→ **Task item**:
Filter these records by the string "text", copying each line that holds it.

■ ■ ■ ■

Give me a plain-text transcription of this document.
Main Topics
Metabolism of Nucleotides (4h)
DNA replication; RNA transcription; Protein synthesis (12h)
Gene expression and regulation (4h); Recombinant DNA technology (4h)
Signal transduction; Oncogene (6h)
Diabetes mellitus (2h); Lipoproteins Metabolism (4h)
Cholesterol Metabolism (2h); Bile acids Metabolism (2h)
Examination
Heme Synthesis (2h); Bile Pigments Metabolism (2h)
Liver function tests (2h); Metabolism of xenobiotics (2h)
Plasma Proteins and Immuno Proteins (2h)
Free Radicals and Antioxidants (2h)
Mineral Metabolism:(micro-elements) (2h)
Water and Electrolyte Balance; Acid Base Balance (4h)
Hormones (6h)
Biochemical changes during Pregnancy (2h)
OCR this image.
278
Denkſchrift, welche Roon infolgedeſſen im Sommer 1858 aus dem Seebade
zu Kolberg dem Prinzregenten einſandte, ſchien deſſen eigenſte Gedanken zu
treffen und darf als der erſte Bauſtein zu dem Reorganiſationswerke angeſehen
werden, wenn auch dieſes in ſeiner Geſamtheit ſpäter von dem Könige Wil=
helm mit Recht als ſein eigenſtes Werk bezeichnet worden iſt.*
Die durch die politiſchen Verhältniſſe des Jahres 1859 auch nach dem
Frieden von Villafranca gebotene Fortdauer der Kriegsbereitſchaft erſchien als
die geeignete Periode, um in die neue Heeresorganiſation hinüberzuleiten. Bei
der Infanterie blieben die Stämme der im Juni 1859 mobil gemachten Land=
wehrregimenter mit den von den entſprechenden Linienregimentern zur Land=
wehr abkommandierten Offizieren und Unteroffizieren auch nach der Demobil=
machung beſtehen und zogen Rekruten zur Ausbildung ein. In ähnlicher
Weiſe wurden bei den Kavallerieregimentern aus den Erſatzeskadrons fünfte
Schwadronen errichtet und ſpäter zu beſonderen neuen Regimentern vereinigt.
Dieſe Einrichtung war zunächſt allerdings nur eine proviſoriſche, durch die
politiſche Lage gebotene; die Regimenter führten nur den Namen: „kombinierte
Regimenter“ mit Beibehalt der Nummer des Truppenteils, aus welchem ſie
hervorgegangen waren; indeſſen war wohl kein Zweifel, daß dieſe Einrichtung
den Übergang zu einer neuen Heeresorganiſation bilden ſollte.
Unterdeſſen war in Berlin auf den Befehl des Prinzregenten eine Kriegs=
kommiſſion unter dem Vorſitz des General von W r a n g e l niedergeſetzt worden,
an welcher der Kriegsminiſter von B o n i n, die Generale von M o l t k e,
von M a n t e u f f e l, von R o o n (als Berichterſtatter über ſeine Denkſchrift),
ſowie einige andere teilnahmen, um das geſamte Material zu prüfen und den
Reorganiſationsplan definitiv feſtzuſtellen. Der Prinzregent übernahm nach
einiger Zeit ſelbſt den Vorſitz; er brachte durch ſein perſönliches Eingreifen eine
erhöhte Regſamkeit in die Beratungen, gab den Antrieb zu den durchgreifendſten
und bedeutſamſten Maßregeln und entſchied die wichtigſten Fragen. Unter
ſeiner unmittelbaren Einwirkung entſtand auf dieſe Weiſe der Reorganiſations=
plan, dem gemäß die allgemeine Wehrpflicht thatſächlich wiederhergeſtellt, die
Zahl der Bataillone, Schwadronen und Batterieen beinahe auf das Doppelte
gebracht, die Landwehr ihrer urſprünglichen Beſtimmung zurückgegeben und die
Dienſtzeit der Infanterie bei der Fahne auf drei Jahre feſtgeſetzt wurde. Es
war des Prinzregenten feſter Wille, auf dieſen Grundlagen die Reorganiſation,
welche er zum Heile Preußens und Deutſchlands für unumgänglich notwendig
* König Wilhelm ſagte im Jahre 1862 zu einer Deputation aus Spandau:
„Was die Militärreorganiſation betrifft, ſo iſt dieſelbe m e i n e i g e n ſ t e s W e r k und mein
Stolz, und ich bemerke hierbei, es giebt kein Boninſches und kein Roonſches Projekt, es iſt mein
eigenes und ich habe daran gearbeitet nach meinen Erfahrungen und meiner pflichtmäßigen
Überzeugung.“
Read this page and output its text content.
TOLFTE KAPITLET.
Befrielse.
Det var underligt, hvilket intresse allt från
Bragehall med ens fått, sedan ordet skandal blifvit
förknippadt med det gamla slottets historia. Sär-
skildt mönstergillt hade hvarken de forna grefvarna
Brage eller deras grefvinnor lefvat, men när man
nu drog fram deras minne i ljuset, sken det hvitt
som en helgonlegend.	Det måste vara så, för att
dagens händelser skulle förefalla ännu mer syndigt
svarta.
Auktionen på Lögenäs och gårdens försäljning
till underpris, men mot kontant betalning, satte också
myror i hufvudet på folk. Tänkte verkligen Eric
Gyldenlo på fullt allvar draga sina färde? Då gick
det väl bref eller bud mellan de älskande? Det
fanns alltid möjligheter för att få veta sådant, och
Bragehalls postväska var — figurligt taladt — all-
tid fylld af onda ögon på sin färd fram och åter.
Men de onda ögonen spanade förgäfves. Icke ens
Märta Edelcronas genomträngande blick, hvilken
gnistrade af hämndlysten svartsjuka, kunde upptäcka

■ ■ ■ ■

→ **Solution**:
Give me a plain-text transcription of this document.
Read this page and output its text content.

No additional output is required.